Requirements → Your task is to restate the data word for word.

Records that describe figures
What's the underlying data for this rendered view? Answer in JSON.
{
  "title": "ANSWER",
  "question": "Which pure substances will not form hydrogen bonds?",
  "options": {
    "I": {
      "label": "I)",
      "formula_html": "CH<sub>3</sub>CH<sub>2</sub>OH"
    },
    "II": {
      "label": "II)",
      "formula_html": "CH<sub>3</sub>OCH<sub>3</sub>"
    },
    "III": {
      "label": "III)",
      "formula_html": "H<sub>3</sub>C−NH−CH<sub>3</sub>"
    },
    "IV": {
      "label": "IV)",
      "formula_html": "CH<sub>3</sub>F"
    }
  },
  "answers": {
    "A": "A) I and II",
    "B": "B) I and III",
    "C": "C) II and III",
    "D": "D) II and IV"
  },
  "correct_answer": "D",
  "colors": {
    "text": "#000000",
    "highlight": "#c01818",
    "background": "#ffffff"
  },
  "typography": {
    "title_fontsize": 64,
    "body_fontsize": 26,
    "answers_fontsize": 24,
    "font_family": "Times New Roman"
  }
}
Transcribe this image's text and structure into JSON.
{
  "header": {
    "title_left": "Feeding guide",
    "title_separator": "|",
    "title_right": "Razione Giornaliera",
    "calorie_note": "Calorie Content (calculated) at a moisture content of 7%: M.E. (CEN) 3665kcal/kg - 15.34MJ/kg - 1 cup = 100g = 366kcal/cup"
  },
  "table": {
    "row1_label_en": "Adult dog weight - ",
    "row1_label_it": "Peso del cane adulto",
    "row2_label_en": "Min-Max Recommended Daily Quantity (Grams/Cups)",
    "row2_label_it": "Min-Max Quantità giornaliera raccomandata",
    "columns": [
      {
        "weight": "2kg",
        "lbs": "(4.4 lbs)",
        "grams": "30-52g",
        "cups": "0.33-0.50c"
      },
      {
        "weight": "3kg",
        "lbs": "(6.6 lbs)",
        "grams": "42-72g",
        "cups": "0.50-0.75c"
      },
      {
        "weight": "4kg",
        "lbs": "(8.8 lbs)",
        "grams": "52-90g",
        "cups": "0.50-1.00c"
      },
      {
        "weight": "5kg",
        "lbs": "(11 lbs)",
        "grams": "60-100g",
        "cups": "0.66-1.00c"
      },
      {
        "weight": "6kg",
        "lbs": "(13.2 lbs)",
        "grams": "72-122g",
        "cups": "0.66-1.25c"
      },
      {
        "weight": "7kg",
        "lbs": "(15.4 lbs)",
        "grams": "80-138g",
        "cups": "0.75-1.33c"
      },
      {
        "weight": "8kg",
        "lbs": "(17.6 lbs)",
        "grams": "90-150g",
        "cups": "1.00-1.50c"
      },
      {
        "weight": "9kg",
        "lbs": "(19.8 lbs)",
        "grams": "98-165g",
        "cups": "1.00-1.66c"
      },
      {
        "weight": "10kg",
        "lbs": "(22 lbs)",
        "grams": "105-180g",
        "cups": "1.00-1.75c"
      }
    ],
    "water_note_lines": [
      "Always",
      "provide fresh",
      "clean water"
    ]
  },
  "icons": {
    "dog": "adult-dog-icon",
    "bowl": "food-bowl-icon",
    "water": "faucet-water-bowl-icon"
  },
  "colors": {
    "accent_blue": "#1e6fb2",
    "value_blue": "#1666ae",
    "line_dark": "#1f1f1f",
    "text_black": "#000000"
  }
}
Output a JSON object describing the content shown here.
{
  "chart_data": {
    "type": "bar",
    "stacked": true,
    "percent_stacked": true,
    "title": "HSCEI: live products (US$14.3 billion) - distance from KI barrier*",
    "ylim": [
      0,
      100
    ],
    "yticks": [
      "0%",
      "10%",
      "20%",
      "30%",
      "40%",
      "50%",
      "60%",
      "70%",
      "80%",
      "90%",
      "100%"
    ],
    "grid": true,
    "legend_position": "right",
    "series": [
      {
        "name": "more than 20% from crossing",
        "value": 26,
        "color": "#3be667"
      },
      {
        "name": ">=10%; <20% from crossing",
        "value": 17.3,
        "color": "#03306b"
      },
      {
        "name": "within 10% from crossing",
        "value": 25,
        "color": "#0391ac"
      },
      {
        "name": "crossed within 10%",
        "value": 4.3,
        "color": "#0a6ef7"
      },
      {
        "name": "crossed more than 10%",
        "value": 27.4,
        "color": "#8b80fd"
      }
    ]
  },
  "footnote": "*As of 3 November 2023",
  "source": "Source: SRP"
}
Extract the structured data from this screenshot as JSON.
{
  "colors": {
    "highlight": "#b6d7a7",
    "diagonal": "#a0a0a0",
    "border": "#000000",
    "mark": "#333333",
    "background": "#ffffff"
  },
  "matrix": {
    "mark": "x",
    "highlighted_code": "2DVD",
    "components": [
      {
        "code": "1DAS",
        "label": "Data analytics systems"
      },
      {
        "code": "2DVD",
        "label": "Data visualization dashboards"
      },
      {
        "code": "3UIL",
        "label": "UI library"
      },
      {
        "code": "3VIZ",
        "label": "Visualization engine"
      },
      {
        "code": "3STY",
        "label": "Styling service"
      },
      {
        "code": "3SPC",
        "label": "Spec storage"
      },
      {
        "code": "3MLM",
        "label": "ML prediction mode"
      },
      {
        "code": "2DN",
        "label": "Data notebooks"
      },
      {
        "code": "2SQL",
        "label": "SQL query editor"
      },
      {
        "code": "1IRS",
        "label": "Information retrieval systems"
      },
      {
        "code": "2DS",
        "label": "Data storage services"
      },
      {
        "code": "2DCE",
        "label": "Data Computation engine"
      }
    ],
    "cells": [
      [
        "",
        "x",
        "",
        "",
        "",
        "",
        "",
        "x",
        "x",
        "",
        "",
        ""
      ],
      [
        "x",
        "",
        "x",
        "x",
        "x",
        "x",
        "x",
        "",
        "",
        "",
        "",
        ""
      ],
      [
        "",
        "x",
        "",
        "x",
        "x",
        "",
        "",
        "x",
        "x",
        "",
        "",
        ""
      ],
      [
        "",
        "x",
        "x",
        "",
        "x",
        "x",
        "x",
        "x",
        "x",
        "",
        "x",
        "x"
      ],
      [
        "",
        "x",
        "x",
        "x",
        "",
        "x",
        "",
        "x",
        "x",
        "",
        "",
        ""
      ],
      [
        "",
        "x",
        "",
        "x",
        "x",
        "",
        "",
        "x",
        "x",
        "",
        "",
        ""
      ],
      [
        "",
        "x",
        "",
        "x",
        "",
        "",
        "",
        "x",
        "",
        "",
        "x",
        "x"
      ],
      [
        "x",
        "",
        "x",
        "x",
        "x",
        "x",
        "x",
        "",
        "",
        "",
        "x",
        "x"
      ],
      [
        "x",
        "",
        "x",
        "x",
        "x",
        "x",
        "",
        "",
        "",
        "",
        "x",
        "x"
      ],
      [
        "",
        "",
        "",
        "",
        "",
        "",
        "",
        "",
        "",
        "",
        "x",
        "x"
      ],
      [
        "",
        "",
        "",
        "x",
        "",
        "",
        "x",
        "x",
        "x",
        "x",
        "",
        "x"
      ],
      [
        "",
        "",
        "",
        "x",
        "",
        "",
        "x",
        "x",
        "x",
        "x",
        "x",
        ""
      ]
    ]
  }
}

Exercise response →
What's the underlying data for this rendered view? Answer in JSON.
{
  "title": "ANSWER",
  "question": "Which pure substances will not form hydrogen bonds?",
  "options": {
    "I": {
      "label": "I)",
      "formula_html": "CH<sub>3</sub>CH<sub>2</sub>OH"
    },
    "II": {
      "label": "II)",
      "formula_html": "CH<sub>3</sub>OCH<sub>3</sub>"
    },
    "III": {
      "label": "III)",
      "formula_html": "H<sub>3</sub>C−NH−CH<sub>3</sub>"
    },
    "IV": {
      "label": "IV)",
      "formula_html": "CH<sub>3</sub>F"
    }
  },
  "answers": {
    "A": "A) I and II",
    "B": "B) I and III",
    "C": "C) II and III",
    "D": "D) II and IV"
  },
  "correct_answer": "D",
  "colors": {
    "text": "#000000",
    "highlight": "#c01818",
    "background": "#ffffff"
  },
  "typography": {
    "title_fontsize": 64,
    "body_fontsize": 26,
    "answers_fontsize": 24,
    "font_family": "Times New Roman"
  }
}
Transcribe this image's text and structure into JSON.
{
  "header": {
    "title_left": "Feeding guide",
    "title_separator": "|",
    "title_right": "Razione Giornaliera",
    "calorie_note": "Calorie Content (calculated) at a moisture content of 7%: M.E. (CEN) 3665kcal/kg - 15.34MJ/kg - 1 cup = 100g = 366kcal/cup"
  },
  "table": {
    "row1_label_en": "Adult dog weight - ",
    "row1_label_it": "Peso del cane adulto",
    "row2_label_en": "Min-Max Recommended Daily Quantity (Grams/Cups)",
    "row2_label_it": "Min-Max Quantità giornaliera raccomandata",
    "columns": [
      {
        "weight": "2kg",
        "lbs": "(4.4 lbs)",
        "grams": "30-52g",
        "cups": "0.33-0.50c"
      },
      {
        "weight": "3kg",
        "lbs": "(6.6 lbs)",
        "grams": "42-72g",
        "cups": "0.50-0.75c"
      },
      {
        "weight": "4kg",
        "lbs": "(8.8 lbs)",
        "grams": "52-90g",
        "cups": "0.50-1.00c"
      },
      {
        "weight": "5kg",
        "lbs": "(11 lbs)",
        "grams": "60-100g",
        "cups": "0.66-1.00c"
      },
      {
        "weight": "6kg",
        "lbs": "(13.2 lbs)",
        "grams": "72-122g",
        "cups": "0.66-1.25c"
      },
      {
        "weight": "7kg",
        "lbs": "(15.4 lbs)",
        "grams": "80-138g",
        "cups": "0.75-1.33c"
      },
      {
        "weight": "8kg",
        "lbs": "(17.6 lbs)",
        "grams": "90-150g",
        "cups": "1.00-1.50c"
      },
      {
        "weight": "9kg",
        "lbs": "(19.8 lbs)",
        "grams": "98-165g",
        "cups": "1.00-1.66c"
      },
      {
        "weight": "10kg",
        "lbs": "(22 lbs)",
        "grams": "105-180g",
        "cups": "1.00-1.75c"
      }
    ],
    "water_note_lines": [
      "Always",
      "provide fresh",
      "clean water"
    ]
  },
  "icons": {
    "dog": "adult-dog-icon",
    "bowl": "food-bowl-icon",
    "water": "faucet-water-bowl-icon"
  },
  "colors": {
    "accent_blue": "#1e6fb2",
    "value_blue": "#1666ae",
    "line_dark": "#1f1f1f",
    "text_black": "#000000"
  }
}
Output a JSON object describing the content shown here.
{
  "chart_data": {
    "type": "bar",
    "stacked": true,
    "percent_stacked": true,
    "title": "HSCEI: live products (US$14.3 billion) - distance from KI barrier*",
    "ylim": [
      0,
      100
    ],
    "yticks": [
      "0%",
      "10%",
      "20%",
      "30%",
      "40%",
      "50%",
      "60%",
      "70%",
      "80%",
      "90%",
      "100%"
    ],
    "grid": true,
    "legend_position": "right",
    "series": [
      {
        "name": "more than 20% from crossing",
        "value": 26,
        "color": "#3be667"
      },
      {
        "name": ">=10%; <20% from crossing",
        "value": 17.3,
        "color": "#03306b"
      },
      {
        "name": "within 10% from crossing",
        "value": 25,
        "color": "#0391ac"
      },
      {
        "name": "crossed within 10%",
        "value": 4.3,
        "color": "#0a6ef7"
      },
      {
        "name": "crossed more than 10%",
        "value": 27.4,
        "color": "#8b80fd"
      }
    ]
  },
  "footnote": "*As of 3 November 2023",
  "source": "Source: SRP"
}
Extract the structured data from this screenshot as JSON.
{
  "colors": {
    "highlight": "#b6d7a7",
    "diagonal": "#a0a0a0",
    "border": "#000000",
    "mark": "#333333",
    "background": "#ffffff"
  },
  "matrix": {
    "mark": "x",
    "highlighted_code": "2DVD",
    "components": [
      {
        "code": "1DAS",
        "label": "Data analytics systems"
      },
      {
        "code": "2DVD",
        "label": "Data visualization dashboards"
      },
      {
        "code": "3UIL",
        "label": "UI library"
      },
      {
        "code": "3VIZ",
        "label": "Visualization engine"
      },
      {
        "code": "3STY",
        "label": "Styling service"
      },
      {
        "code": "3SPC",
        "label": "Spec storage"
      },
      {
        "code": "3MLM",
        "label": "ML prediction mode"
      },
      {
        "code": "2DN",
        "label": "Data notebooks"
      },
      {
        "code": "2SQL",
        "label": "SQL query editor"
      },
      {
        "code": "1IRS",
        "label": "Information retrieval systems"
      },
      {
        "code": "2DS",
        "label": "Data storage services"
      },
      {
        "code": "2DCE",
        "label": "Data Computation engine"
      }
    ],
    "cells": [
      [
        "",
        "x",
        "",
        "",
        "",
        "",
        "",
        "x",
        "x",
        "",
        "",
        ""
      ],
      [
        "x",
        "",
        "x",
        "x",
        "x",
        "x",
        "x",
        "",
        "",
        "",
        "",
        ""
      ],
      [
        "",
        "x",
        "",
        "x",
        "x",
        "",
        "",
        "x",
        "x",
        "",
        "",
        ""
      ],
      [
        "",
        "x",
        "x",
        "",
        "x",
        "x",
        "x",
        "x",
        "x",
        "",
        "x",
        "x"
      ],
      [
        "",
        "x",
        "x",
        "x",
        "",
        "x",
        "",
        "x",
        "x",
        "",
        "",
        ""
      ],
      [
        "",
        "x",
        "",
        "x",
        "x",
        "",
        "",
        "x",
        "x",
        "",
        "",
        ""
      ],
      [
        "",
        "x",
        "",
        "x",
        "",
        "",
        "",
        "x",
        "",
        "",
        "x",
        "x"
      ],
      [
        "x",
        "",
        "x",
        "x",
        "x",
        "x",
        "x",
        "",
        "",
        "",
        "x",
        "x"
      ],
      [
        "x",
        "",
        "x",
        "x",
        "x",
        "x",
        "",
        "",
        "",
        "",
        "x",
        "x"
      ],
      [
        "",
        "",
        "",
        "",
        "",
        "",
        "",
        "",
        "",
        "",
        "x",
        "x"
      ],
      [
        "",
        "",
        "",
        "x",
        "",
        "",
        "x",
        "x",
        "x",
        "x",
        "",
        "x"
      ],
      [
        "",
        "",
        "",
        "x",
        "",
        "",
        "x",
        "x",
        "x",
        "x",
        "x",
        ""
      ]
    ]
  }
}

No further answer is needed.